* **What is expected**
Copy out all lines that carry the word "Cashflow".

* START Data for processing *

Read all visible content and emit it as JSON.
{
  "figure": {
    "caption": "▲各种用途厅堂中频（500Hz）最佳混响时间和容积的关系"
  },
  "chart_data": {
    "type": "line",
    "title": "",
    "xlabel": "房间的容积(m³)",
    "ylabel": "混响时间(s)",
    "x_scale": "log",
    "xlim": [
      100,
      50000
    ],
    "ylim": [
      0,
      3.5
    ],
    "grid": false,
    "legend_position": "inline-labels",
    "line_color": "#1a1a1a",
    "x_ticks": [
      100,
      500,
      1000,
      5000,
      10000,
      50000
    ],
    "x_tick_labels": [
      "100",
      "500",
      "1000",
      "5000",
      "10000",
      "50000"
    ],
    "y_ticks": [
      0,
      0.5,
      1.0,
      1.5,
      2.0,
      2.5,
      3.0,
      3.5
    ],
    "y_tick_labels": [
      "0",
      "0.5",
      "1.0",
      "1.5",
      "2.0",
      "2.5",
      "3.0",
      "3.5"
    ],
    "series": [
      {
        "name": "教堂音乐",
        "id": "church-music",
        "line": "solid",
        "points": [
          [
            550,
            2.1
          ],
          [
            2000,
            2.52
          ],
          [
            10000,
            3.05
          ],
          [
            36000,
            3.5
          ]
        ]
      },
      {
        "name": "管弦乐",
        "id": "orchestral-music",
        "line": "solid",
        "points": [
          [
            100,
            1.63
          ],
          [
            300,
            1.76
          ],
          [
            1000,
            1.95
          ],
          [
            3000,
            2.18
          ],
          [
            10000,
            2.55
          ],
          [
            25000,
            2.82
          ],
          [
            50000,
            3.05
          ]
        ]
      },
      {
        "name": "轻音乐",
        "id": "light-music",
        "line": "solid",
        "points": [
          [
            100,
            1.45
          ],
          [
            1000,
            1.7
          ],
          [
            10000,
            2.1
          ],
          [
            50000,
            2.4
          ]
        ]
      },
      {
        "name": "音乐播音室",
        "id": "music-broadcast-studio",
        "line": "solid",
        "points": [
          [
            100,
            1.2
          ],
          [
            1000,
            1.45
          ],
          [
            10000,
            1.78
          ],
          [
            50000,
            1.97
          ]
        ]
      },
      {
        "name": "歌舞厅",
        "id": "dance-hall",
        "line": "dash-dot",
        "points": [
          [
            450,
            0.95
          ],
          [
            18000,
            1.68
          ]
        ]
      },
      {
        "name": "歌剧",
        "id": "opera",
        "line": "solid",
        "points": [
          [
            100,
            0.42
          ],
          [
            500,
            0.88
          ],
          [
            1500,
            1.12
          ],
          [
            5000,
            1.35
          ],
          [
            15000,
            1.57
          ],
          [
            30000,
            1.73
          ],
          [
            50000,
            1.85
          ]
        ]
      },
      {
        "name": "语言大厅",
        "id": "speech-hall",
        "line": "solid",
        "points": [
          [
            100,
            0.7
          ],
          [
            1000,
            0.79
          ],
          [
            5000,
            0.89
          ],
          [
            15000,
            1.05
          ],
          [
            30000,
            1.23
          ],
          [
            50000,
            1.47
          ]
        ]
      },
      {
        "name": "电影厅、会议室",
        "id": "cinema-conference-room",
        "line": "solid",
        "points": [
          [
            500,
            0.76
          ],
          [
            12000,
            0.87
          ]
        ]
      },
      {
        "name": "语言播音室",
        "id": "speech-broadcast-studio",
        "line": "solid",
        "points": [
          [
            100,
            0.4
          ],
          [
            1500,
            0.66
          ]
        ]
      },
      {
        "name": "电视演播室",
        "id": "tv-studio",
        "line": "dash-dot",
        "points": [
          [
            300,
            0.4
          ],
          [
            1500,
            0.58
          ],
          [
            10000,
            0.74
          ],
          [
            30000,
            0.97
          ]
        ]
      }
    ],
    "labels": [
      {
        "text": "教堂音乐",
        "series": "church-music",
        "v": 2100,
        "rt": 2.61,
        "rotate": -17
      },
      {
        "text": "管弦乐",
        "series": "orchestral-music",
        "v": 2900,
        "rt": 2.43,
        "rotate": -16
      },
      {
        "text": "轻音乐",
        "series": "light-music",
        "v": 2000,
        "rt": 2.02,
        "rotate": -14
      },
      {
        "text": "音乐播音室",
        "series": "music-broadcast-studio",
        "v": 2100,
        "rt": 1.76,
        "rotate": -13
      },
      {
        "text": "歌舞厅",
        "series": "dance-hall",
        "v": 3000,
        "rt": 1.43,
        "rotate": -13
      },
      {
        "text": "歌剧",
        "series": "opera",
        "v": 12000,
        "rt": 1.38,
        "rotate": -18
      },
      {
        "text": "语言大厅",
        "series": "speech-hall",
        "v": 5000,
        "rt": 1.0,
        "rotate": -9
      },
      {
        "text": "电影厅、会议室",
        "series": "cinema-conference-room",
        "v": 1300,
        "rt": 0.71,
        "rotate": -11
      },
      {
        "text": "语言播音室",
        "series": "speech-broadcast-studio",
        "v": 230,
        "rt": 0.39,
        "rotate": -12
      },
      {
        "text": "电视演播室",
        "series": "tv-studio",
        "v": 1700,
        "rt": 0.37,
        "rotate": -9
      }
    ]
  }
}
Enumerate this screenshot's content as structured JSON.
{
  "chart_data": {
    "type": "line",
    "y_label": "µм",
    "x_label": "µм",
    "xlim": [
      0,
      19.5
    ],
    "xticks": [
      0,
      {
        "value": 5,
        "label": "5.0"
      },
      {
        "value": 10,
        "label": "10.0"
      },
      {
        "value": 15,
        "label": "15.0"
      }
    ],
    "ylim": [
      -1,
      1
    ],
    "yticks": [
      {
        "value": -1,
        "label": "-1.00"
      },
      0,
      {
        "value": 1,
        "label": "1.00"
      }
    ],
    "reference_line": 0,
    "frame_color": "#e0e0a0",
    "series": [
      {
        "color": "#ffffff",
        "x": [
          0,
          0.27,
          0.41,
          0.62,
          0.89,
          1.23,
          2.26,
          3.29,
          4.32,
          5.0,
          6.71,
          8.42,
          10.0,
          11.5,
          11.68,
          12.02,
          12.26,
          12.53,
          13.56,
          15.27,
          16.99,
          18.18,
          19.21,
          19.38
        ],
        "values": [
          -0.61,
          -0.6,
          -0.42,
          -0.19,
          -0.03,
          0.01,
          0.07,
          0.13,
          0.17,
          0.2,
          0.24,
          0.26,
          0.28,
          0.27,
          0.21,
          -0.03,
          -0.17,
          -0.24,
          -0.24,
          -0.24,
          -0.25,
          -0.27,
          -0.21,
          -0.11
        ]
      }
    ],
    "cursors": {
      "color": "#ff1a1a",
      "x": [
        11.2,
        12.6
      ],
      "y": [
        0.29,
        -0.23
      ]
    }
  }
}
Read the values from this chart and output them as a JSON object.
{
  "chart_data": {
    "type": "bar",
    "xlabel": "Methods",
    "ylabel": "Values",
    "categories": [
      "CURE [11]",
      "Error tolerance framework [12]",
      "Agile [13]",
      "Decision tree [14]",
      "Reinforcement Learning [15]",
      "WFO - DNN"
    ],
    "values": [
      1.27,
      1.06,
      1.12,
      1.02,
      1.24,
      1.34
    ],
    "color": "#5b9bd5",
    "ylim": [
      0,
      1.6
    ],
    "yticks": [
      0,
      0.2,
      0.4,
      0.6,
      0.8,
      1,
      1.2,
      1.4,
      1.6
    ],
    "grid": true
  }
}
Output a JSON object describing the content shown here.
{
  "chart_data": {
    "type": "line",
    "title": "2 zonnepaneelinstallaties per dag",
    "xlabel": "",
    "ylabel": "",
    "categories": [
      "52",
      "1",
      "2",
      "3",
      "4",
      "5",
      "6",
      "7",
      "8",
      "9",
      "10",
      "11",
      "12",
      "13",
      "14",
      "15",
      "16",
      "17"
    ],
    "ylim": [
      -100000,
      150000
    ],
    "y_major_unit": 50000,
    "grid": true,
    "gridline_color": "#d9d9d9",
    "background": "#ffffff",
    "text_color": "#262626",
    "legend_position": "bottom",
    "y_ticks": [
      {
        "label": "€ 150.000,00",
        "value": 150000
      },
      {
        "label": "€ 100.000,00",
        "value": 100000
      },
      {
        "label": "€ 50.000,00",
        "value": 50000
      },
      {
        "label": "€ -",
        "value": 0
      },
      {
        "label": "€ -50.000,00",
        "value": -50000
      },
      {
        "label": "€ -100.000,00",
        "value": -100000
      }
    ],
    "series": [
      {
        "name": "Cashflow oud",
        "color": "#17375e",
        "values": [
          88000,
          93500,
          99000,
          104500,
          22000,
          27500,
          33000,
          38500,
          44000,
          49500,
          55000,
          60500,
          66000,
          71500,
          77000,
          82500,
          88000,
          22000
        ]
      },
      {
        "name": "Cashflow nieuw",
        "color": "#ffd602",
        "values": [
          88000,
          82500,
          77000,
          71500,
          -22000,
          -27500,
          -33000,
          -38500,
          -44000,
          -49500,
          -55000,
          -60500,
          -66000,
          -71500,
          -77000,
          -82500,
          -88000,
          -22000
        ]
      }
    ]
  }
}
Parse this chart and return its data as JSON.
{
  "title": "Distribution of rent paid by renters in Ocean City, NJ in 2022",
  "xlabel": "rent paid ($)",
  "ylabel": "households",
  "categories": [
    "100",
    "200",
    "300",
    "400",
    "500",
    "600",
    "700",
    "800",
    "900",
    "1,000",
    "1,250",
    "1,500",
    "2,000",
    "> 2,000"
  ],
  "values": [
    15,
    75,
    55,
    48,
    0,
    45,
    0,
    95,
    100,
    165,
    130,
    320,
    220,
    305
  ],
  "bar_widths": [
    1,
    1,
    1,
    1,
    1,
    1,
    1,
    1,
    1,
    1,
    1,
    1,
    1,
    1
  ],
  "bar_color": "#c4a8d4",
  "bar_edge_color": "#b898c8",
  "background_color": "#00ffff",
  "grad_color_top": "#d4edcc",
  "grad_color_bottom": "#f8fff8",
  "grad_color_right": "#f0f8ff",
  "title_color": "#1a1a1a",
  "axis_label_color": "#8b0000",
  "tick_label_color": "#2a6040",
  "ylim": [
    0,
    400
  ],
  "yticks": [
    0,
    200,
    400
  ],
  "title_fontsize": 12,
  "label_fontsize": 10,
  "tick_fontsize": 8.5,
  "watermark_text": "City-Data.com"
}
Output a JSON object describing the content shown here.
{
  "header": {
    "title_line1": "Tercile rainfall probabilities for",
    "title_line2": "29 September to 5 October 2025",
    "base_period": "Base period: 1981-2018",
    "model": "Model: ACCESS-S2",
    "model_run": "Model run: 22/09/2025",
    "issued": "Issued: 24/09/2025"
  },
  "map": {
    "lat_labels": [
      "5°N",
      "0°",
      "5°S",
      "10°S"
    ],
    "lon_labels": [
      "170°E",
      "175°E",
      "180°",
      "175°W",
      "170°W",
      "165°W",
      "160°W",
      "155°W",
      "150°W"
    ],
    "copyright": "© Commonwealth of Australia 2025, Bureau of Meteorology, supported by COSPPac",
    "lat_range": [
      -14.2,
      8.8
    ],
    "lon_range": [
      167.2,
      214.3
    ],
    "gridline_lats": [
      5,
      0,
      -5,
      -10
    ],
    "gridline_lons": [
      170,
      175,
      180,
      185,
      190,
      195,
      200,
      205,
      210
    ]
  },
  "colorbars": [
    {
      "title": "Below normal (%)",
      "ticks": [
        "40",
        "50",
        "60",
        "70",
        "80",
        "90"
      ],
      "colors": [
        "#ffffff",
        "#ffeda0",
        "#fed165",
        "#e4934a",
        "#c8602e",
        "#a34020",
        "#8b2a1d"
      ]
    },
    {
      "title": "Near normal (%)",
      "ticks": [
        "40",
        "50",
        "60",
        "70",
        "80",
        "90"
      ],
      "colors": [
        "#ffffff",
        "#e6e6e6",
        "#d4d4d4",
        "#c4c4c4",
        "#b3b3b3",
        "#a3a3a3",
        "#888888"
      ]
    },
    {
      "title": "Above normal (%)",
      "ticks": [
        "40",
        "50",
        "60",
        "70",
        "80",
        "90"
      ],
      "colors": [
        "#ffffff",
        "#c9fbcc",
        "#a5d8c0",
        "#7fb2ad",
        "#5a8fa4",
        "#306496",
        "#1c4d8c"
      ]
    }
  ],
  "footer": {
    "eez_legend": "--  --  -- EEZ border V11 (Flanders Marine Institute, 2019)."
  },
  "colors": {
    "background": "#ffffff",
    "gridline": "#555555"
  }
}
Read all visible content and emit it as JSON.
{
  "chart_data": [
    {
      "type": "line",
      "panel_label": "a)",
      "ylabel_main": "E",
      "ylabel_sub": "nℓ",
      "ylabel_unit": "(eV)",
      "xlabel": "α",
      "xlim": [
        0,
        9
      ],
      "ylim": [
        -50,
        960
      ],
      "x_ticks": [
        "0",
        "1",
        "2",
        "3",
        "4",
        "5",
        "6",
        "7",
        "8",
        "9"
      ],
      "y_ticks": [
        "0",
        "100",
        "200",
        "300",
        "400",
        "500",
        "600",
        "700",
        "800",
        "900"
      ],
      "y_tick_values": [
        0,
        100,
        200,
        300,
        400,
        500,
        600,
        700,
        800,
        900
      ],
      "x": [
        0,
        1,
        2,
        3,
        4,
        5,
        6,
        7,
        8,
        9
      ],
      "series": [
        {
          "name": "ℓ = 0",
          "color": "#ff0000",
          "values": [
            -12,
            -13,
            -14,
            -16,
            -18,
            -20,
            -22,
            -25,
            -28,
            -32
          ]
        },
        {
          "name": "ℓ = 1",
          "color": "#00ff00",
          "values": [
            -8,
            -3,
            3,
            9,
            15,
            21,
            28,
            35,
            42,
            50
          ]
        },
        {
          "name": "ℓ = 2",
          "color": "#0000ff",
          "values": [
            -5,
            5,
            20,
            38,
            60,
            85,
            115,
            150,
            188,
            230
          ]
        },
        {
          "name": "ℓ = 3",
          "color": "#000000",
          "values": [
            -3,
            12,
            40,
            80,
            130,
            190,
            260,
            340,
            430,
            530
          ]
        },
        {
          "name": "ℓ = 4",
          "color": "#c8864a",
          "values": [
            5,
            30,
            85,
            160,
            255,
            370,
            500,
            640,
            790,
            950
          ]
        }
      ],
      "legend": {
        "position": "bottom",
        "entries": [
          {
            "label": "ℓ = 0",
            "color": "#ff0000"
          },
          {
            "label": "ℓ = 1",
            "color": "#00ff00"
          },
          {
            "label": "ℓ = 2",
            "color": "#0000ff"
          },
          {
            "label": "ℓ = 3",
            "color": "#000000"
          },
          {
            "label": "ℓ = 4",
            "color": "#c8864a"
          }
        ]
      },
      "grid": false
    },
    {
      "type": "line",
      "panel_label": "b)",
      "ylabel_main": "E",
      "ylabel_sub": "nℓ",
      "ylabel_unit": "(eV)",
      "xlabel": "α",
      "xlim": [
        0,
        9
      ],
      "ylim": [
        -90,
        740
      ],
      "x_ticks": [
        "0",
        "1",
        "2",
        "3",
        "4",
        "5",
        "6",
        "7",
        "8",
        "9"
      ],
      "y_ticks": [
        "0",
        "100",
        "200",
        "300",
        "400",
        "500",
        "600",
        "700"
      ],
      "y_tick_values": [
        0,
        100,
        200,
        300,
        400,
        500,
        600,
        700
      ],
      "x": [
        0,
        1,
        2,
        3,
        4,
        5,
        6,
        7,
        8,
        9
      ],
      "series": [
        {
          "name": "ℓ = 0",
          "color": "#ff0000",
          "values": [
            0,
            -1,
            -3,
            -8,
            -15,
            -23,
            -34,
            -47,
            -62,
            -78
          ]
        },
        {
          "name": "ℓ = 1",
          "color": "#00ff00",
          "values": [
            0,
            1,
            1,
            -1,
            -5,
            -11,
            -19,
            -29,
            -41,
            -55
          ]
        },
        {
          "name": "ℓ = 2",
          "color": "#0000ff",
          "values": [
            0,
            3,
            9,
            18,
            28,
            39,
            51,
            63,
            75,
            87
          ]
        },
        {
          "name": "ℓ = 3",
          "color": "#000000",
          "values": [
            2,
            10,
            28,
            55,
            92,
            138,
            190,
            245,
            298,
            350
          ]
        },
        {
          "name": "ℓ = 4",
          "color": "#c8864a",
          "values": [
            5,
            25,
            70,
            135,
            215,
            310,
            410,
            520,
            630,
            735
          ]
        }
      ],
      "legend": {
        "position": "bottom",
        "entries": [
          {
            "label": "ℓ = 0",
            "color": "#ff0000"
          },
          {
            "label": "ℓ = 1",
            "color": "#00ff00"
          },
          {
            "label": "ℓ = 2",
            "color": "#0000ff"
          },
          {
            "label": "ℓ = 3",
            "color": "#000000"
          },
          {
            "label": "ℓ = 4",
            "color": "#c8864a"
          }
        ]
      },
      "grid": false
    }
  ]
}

* END Data for processing *

* **Solution to this task**
        "name": "Cashflow oud",
        "name": "Cashflow nieuw",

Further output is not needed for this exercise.